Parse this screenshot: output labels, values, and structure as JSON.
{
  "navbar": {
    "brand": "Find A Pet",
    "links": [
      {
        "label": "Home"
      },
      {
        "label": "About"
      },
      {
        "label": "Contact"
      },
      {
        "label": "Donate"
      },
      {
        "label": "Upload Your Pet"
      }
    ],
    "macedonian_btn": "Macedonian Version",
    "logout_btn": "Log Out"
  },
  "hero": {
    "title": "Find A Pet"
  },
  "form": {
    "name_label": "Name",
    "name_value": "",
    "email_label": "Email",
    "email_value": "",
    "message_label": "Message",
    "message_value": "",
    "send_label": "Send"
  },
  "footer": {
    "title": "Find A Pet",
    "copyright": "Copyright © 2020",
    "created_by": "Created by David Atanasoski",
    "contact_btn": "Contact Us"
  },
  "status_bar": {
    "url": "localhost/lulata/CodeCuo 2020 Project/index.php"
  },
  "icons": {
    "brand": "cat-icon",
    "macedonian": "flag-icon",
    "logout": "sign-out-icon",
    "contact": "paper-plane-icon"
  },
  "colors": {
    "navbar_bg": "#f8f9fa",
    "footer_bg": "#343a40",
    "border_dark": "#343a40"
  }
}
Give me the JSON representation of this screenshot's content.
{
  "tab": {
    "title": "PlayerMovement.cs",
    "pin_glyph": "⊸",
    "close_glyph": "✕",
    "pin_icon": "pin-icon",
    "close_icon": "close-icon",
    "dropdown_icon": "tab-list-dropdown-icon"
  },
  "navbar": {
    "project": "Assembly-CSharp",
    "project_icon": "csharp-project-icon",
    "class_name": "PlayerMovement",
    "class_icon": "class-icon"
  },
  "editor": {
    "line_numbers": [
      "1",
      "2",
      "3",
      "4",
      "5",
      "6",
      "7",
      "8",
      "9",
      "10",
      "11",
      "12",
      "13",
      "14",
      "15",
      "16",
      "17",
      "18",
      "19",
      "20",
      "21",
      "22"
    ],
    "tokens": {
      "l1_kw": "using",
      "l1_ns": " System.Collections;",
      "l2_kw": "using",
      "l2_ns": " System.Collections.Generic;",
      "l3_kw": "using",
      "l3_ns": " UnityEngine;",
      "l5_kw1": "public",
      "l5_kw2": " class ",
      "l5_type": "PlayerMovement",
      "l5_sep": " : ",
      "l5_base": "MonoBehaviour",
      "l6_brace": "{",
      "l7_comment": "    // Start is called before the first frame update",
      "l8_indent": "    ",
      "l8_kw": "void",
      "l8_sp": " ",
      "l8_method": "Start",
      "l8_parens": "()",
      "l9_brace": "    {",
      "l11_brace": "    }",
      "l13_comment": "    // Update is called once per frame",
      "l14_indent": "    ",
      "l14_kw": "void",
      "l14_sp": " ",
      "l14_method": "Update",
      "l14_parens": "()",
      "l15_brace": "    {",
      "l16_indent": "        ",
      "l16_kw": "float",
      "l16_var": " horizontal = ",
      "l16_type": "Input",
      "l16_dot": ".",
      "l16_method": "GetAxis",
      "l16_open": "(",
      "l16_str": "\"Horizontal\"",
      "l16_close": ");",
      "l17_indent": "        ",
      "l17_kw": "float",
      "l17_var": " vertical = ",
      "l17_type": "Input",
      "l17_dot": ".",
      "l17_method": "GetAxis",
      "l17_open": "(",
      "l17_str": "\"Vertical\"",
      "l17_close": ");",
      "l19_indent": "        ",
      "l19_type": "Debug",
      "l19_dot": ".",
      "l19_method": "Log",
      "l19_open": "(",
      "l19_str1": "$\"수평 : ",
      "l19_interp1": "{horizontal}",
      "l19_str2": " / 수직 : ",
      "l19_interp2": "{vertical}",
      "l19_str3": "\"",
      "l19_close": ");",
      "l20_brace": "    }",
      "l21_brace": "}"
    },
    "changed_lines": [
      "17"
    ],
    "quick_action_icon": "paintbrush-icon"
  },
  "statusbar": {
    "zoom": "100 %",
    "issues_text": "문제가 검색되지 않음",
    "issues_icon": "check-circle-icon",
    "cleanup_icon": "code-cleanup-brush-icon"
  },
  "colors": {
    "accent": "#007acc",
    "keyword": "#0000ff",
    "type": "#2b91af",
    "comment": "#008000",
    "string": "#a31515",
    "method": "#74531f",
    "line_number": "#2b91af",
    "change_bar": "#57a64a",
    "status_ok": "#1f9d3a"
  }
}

What you have to do: Count every line in the data that contains the word "Start", then give that count and nothing else.

Exercise output: 2